--- START GIVEN DATA ---

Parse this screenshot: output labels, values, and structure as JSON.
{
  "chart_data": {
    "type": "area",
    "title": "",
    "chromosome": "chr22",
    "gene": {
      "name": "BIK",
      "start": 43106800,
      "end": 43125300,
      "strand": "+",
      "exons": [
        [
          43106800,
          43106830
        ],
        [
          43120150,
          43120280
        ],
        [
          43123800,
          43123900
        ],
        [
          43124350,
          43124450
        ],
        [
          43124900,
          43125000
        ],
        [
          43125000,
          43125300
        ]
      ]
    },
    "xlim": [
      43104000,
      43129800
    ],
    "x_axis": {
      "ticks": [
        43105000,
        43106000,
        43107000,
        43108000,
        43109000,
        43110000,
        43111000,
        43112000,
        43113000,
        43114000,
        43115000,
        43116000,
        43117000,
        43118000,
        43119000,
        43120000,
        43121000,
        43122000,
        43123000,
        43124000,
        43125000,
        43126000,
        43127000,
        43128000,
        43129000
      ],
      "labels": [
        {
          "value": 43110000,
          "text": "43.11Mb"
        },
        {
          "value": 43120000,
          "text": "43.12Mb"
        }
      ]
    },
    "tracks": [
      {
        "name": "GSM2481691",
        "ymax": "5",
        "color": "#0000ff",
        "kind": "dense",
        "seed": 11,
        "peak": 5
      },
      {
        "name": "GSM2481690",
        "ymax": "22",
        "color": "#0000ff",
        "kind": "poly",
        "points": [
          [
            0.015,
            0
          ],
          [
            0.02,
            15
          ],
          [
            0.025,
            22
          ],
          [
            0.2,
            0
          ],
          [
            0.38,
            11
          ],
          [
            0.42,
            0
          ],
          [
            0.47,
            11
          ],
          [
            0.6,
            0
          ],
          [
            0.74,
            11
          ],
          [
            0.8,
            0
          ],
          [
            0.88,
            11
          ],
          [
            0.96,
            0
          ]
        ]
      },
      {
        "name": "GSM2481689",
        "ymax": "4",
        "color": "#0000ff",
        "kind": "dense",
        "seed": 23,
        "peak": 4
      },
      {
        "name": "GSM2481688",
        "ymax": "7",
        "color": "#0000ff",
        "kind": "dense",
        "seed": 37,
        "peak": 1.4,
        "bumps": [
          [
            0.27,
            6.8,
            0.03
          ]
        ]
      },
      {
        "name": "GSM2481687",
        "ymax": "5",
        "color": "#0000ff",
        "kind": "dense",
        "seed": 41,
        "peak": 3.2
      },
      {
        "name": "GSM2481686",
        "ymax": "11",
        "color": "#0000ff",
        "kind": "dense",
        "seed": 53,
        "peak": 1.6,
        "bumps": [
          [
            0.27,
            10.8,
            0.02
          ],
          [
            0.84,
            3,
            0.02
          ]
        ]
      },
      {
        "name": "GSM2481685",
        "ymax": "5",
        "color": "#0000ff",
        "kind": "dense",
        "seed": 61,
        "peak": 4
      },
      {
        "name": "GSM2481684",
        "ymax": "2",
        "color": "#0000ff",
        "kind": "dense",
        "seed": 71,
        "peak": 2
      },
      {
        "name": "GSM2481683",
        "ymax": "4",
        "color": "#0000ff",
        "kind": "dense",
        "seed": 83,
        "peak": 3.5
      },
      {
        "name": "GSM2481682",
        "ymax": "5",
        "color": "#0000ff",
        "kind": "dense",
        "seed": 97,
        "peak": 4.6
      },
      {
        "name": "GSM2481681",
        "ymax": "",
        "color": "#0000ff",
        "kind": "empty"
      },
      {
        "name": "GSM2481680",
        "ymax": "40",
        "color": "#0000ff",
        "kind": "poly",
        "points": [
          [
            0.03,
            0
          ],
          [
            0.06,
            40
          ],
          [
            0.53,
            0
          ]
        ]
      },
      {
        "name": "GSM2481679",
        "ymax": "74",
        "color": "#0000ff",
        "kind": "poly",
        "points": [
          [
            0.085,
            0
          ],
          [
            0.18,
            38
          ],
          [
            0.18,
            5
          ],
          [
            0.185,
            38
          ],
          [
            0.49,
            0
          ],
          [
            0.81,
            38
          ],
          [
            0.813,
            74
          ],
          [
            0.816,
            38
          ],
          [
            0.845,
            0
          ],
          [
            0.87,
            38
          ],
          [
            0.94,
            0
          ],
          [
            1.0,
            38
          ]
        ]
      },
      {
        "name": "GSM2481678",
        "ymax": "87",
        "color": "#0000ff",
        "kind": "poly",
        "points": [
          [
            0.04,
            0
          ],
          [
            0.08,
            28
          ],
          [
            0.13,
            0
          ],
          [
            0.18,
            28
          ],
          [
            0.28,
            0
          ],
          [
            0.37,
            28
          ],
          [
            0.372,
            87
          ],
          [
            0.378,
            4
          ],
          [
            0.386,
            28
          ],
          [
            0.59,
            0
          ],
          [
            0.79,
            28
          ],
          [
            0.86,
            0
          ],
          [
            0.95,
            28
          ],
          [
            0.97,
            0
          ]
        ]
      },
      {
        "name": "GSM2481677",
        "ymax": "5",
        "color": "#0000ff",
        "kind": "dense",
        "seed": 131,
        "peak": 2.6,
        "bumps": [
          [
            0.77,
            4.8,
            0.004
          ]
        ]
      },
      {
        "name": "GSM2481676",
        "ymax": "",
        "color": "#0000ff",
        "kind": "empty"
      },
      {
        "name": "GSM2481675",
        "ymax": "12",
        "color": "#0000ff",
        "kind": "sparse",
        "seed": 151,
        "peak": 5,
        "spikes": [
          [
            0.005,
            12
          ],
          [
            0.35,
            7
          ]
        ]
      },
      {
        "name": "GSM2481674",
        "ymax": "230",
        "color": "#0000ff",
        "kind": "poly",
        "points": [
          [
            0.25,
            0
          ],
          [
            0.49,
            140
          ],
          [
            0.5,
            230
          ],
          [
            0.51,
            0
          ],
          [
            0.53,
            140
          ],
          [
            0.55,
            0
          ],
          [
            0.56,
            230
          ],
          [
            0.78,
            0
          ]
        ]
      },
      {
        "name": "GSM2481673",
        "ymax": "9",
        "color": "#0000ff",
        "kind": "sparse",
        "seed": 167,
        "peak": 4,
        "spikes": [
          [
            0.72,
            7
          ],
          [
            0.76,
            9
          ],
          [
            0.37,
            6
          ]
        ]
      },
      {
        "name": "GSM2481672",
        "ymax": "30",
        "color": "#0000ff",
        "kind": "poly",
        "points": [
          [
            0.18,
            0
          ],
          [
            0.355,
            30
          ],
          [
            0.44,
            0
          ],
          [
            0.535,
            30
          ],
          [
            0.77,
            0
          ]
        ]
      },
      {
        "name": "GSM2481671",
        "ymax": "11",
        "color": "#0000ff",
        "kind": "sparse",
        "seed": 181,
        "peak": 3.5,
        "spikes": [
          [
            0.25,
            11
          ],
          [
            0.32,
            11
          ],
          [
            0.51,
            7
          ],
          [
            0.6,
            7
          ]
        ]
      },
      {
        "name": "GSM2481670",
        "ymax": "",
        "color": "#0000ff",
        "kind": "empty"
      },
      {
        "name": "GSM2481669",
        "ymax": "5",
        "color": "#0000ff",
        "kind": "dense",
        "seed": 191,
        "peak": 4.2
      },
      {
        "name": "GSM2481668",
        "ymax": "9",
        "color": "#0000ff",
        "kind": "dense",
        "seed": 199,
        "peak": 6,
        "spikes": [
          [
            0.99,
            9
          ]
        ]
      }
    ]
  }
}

--- END GIVEN DATA ---

• [THE REQUEST]:
Each record above must be given again exactly.

• [RESPONSE]:
Parse this screenshot: output labels, values, and structure as JSON.
{
  "chart_data": {
    "type": "area",
    "title": "",
    "chromosome": "chr22",
    "gene": {
      "name": "BIK",
      "start": 43106800,
      "end": 43125300,
      "strand": "+",
      "exons": [
        [
          43106800,
          43106830
        ],
        [
          43120150,
          43120280
        ],
        [
          43123800,
          43123900
        ],
        [
          43124350,
          43124450
        ],
        [
          43124900,
          43125000
        ],
        [
          43125000,
          43125300
        ]
      ]
    },
    "xlim": [
      43104000,
      43129800
    ],
    "x_axis": {
      "ticks": [
        43105000,
        43106000,
        43107000,
        43108000,
        43109000,
        43110000,
        43111000,
        43112000,
        43113000,
        43114000,
        43115000,
        43116000,
        43117000,
        43118000,
        43119000,
        43120000,
        43121000,
        43122000,
        43123000,
        43124000,
        43125000,
        43126000,
        43127000,
        43128000,
        43129000
      ],
      "labels": [
        {
          "value": 43110000,
          "text": "43.11Mb"
        },
        {
          "value": 43120000,
          "text": "43.12Mb"
        }
      ]
    },
    "tracks": [
      {
        "name": "GSM2481691",
        "ymax": "5",
        "color": "#0000ff",
        "kind": "dense",
        "seed": 11,
        "peak": 5
      },
      {
        "name": "GSM2481690",
        "ymax": "22",
        "color": "#0000ff",
        "kind": "poly",
        "points": [
          [
            0.015,
            0
          ],
          [
            0.02,
            15
          ],
          [
            0.025,
            22
          ],
          [
            0.2,
            0
          ],
          [
            0.38,
            11
          ],
          [
            0.42,
            0
          ],
          [
            0.47,
            11
          ],
          [
            0.6,
            0
          ],
          [
            0.74,
            11
          ],
          [
            0.8,
            0
          ],
          [
            0.88,
            11
          ],
          [
            0.96,
            0
          ]
        ]
      },
      {
        "name": "GSM2481689",
        "ymax": "4",
        "color": "#0000ff",
        "kind": "dense",
        "seed": 23,
        "peak": 4
      },
      {
        "name": "GSM2481688",
        "ymax": "7",
        "color": "#0000ff",
        "kind": "dense",
        "seed": 37,
        "peak": 1.4,
        "bumps": [
          [
            0.27,
            6.8,
            0.03
          ]
        ]
      },
      {
        "name": "GSM2481687",
        "ymax": "5",
        "color": "#0000ff",
        "kind": "dense",
        "seed": 41,
        "peak": 3.2
      },
      {
        "name": "GSM2481686",
        "ymax": "11",
        "color": "#0000ff",
        "kind": "dense",
        "seed": 53,
        "peak": 1.6,
        "bumps": [
          [
            0.27,
            10.8,
            0.02
          ],
          [
            0.84,
            3,
            0.02
          ]
        ]
      },
      {
        "name": "GSM2481685",
        "ymax": "5",
        "color": "#0000ff",
        "kind": "dense",
        "seed": 61,
        "peak": 4
      },
      {
        "name": "GSM2481684",
        "ymax": "2",
        "color": "#0000ff",
        "kind": "dense",
        "seed": 71,
        "peak": 2
      },
      {
        "name": "GSM2481683",
        "ymax": "4",
        "color": "#0000ff",
        "kind": "dense",
        "seed": 83,
        "peak": 3.5
      },
      {
        "name": "GSM2481682",
        "ymax": "5",
        "color": "#0000ff",
        "kind": "dense",
        "seed": 97,
        "peak": 4.6
      },
      {
        "name": "GSM2481681",
        "ymax": "",
        "color": "#0000ff",
        "kind": "empty"
      },
      {
        "name": "GSM2481680",
        "ymax": "40",
        "color": "#0000ff",
        "kind": "poly",
        "points": [
          [
            0.03,
            0
          ],
          [
            0.06,
            40
          ],
          [
            0.53,
            0
          ]
        ]
      },
      {
        "name": "GSM2481679",
        "ymax": "74",
        "color": "#0000ff",
        "kind": "poly",
        "points": [
          [
            0.085,
            0
          ],
          [
            0.18,
            38
          ],
          [
            0.18,
            5
          ],
          [
            0.185,
            38
          ],
          [
            0.49,
            0
          ],
          [
            0.81,
            38
          ],
          [
            0.813,
            74
          ],
          [
            0.816,
            38
          ],
          [
            0.845,
            0
          ],
          [
            0.87,
            38
          ],
          [
            0.94,
            0
          ],
          [
            1.0,
            38
          ]
        ]
      },
      {
        "name": "GSM2481678",
        "ymax": "87",
        "color": "#0000ff",
        "kind": "poly",
        "points": [
          [
            0.04,
            0
          ],
          [
            0.08,
            28
          ],
          [
            0.13,
            0
          ],
          [
            0.18,
            28
          ],
          [
            0.28,
            0
          ],
          [
            0.37,
            28
          ],
          [
            0.372,
            87
          ],
          [
            0.378,
            4
          ],
          [
            0.386,
            28
          ],
          [
            0.59,
            0
          ],
          [
            0.79,
            28
          ],
          [
            0.86,
            0
          ],
          [
            0.95,
            28
          ],
          [
            0.97,
            0
          ]
        ]
      },
      {
        "name": "GSM2481677",
        "ymax": "5",
        "color": "#0000ff",
        "kind": "dense",
        "seed": 131,
        "peak": 2.6,
        "bumps": [
          [
            0.77,
            4.8,
            0.004
          ]
        ]
      },
      {
        "name": "GSM2481676",
        "ymax": "",
        "color": "#0000ff",
        "kind": "empty"
      },
      {
        "name": "GSM2481675",
        "ymax": "12",
        "color": "#0000ff",
        "kind": "sparse",
        "seed": 151,
        "peak": 5,
        "spikes": [
          [
            0.005,
            12
          ],
          [
            0.35,
            7
          ]
        ]
      },
      {
        "name": "GSM2481674",
        "ymax": "230",
        "color": "#0000ff",
        "kind": "poly",
        "points": [
          [
            0.25,
            0
          ],
          [
            0.49,
            140
          ],
          [
            0.5,
            230
          ],
          [
            0.51,
            0
          ],
          [
            0.53,
            140
          ],
          [
            0.55,
            0
          ],
          [
            0.56,
            230
          ],
          [
            0.78,
            0
          ]
        ]
      },
      {
        "name": "GSM2481673",
        "ymax": "9",
        "color": "#0000ff",
        "kind": "sparse",
        "seed": 167,
        "peak": 4,
        "spikes": [
          [
            0.72,
            7
          ],
          [
            0.76,
            9
          ],
          [
            0.37,
            6
          ]
        ]
      },
      {
        "name": "GSM2481672",
        "ymax": "30",
        "color": "#0000ff",
        "kind": "poly",
        "points": [
          [
            0.18,
            0
          ],
          [
            0.355,
            30
          ],
          [
            0.44,
            0
          ],
          [
            0.535,
            30
          ],
          [
            0.77,
            0
          ]
        ]
      },
      {
        "name": "GSM2481671",
        "ymax": "11",
        "color": "#0000ff",
        "kind": "sparse",
        "seed": 181,
        "peak": 3.5,
        "spikes": [
          [
            0.25,
            11
          ],
          [
            0.32,
            11
          ],
          [
            0.51,
            7
          ],
          [
            0.6,
            7
          ]
        ]
      },
      {
        "name": "GSM2481670",
        "ymax": "",
        "color": "#0000ff",
        "kind": "empty"
      },
      {
        "name": "GSM2481669",
        "ymax": "5",
        "color": "#0000ff",
        "kind": "dense",
        "seed": 191,
        "peak": 4.2
      },
      {
        "name": "GSM2481668",
        "ymax": "9",
        "color": "#0000ff",
        "kind": "dense",
        "seed": 199,
        "peak": 6,
        "spikes": [
          [
            0.99,
            9
          ]
        ]
      }
    ]
  }
}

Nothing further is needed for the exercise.